§ Prompt 1
Print the discussion of MVC and object-oriented design from "From this, it" to "loosely coupled components?".
§ Prompt 2
List every class name that the discussion of MVC and object-oriented design gives.
§ Prompt 3
Summarize the discussion of MVC and object-oriented design in two sentences.

§ Extract to read
+ + +
Both OOD (Object-Oriented-Design) and MVC (Model-View-Controller) architectures have become staples of modern software design. Yet, I have recently had an interesting discussion regarding how MVC architectures utilize (and possilby even violate) OOD principles. This possibility is actually rather intriguing since both OOD and MVC are intended to achieve many of the same goals: separation-of-concerns and software re-usability. But the question I pose: Are these two design strategies in direct conflict with each-other? As I have used both, in practice, I am beginning to think: quite possibly yes.
I say so because: Enforcing a strict separate between models, views and controllers often results in architectures where models are implemented as dumb containers that can only be manipulated via external controllers. I argue this directly conflicts one of the chief principles of object-oriented design: where objects contain operations that perform necessary operations and encapsulate them as necessary. For example, in a pure Object-Oriented architecture a hypothetical File class would contain methods such as open() and save(). MVC suggests that we have two classes File and FileManager (such that the later contains the open() and save() methods). To me: the MVC design is rather messy. If ones needs to create a more specialized type of File (say for handling Files that stream across a network on open() or save()), one only needs to sub-class File with a class called (let’s say): StreamedFile. With MVC, you’d have to either create another manager class or complicate the design of the original manager class.
From this, it follows that in a more complex system MVC could have disastrous effects on both separation of concerns and code re-usability. Or Not? Perhaps MVC patterns could be implemented without breaking OOD principles? Or Is MVC an inherently flawed approach that makes it difficult to implement software systems with loosely coupled components?
On the contrary, healthy MVC use should encourage skinny controllers and fat models, so that the models (the objects) is where the action happens (which itself encourages encapsulation and other good OOP principles), and the controllers are merely there to point certain requests in the right direction to the objects.
+ + +
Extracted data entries
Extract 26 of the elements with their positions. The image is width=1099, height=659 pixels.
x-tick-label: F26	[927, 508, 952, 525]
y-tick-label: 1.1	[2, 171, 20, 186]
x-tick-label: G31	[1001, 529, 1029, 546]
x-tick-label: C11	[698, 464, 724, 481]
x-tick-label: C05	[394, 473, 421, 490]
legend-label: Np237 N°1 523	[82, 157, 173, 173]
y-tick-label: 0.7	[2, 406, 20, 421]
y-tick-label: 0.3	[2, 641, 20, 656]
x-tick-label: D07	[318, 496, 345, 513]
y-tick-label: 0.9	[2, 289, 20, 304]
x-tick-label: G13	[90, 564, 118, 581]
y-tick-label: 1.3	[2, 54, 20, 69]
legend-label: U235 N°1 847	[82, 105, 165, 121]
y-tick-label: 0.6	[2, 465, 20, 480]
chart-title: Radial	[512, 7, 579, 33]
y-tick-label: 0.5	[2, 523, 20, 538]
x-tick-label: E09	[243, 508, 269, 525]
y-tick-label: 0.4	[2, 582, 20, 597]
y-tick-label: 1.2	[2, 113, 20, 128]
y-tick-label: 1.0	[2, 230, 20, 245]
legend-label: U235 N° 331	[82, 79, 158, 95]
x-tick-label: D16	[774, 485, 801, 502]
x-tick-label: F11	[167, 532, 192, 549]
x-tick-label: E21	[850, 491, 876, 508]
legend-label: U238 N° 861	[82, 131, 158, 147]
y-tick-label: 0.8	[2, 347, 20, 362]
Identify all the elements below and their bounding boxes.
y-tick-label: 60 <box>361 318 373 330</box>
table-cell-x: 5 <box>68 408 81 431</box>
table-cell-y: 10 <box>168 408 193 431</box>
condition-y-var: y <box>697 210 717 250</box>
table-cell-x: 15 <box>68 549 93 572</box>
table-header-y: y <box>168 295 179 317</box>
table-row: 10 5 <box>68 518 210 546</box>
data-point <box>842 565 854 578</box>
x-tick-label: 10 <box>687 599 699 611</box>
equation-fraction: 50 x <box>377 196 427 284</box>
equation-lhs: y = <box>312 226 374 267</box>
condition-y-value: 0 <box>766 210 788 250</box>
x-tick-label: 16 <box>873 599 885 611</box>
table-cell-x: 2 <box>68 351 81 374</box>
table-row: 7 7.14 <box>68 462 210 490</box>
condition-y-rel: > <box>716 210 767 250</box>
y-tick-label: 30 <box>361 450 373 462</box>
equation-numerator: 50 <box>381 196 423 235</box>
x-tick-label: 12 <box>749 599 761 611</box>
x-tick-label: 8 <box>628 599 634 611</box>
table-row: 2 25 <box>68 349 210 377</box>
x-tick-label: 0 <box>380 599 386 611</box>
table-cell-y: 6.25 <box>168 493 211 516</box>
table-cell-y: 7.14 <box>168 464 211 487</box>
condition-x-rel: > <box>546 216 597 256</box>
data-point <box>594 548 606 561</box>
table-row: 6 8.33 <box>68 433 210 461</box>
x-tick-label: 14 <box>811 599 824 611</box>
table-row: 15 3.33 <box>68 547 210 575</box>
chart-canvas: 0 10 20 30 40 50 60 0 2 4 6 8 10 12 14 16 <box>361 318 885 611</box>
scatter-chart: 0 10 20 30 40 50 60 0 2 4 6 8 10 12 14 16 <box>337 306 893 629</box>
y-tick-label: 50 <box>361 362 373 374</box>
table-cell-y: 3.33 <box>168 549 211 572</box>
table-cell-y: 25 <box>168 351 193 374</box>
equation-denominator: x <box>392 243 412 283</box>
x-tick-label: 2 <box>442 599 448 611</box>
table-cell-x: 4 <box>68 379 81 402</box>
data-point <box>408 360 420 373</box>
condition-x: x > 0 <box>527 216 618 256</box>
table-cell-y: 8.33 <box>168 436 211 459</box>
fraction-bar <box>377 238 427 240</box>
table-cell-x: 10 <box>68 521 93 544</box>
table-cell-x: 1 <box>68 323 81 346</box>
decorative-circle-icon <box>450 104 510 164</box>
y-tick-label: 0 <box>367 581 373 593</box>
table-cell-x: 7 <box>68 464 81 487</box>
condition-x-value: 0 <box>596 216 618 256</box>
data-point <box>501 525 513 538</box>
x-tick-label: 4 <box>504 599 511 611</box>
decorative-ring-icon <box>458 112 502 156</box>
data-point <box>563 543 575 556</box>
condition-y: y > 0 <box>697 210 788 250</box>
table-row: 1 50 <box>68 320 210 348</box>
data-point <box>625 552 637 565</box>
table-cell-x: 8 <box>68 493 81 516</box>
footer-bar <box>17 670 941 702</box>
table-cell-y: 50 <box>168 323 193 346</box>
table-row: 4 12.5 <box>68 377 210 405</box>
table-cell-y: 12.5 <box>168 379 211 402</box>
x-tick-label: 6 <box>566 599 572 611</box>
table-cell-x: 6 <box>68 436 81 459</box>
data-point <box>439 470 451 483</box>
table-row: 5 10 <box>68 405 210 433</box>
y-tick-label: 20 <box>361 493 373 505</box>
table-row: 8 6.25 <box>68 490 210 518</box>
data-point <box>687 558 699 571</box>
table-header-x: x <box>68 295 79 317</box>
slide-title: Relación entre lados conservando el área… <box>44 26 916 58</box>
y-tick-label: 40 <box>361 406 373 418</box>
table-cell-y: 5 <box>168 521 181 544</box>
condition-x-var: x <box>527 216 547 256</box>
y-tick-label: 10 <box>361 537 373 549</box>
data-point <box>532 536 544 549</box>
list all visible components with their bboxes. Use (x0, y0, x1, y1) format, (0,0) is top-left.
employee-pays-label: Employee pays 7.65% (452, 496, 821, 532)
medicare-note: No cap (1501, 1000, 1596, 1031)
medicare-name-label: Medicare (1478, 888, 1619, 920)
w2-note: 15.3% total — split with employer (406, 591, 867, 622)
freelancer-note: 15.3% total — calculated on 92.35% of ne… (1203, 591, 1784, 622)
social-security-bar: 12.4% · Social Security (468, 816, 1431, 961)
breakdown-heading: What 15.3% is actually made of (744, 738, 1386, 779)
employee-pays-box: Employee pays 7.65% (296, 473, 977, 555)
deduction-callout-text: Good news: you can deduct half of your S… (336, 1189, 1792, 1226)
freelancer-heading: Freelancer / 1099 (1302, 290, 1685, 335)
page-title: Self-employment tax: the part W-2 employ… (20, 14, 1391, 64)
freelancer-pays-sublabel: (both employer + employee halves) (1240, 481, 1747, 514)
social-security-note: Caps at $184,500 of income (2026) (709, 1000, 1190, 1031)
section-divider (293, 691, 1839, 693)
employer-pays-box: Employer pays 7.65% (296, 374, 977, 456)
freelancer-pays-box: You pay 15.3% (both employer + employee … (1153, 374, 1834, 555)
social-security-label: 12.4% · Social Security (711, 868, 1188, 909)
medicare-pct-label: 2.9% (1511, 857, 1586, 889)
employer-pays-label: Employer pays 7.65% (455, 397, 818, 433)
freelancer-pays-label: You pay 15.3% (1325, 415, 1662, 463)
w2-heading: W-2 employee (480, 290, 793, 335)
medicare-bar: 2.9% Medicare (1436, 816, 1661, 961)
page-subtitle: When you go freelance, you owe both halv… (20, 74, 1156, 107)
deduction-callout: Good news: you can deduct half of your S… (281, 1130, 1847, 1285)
+ + +
§ Response box 1
From this, it follows that in a more complex system MVC could have disastrous effects on both separation of concerns and code re-usability. Or Not? Perhaps MVC patterns could be implemented without breaking OOD principles? Or Is MVC an inherently flawed approach that makes it difficult to implement software systems with loosely coupled components?

§ Response box 2
File
FileManager
StreamedFile

§ Response box 3
The discussion asks whether MVC conflicts with object-oriented design. It argues that strict MVC separation tends to make models dumb containers run by external controllers, as when open() and save() move from a File class into a FileManager, while its final paragraph counters that healthy MVC use favors skinny controllers and fat models, with the controllers only pointing requests to the objects.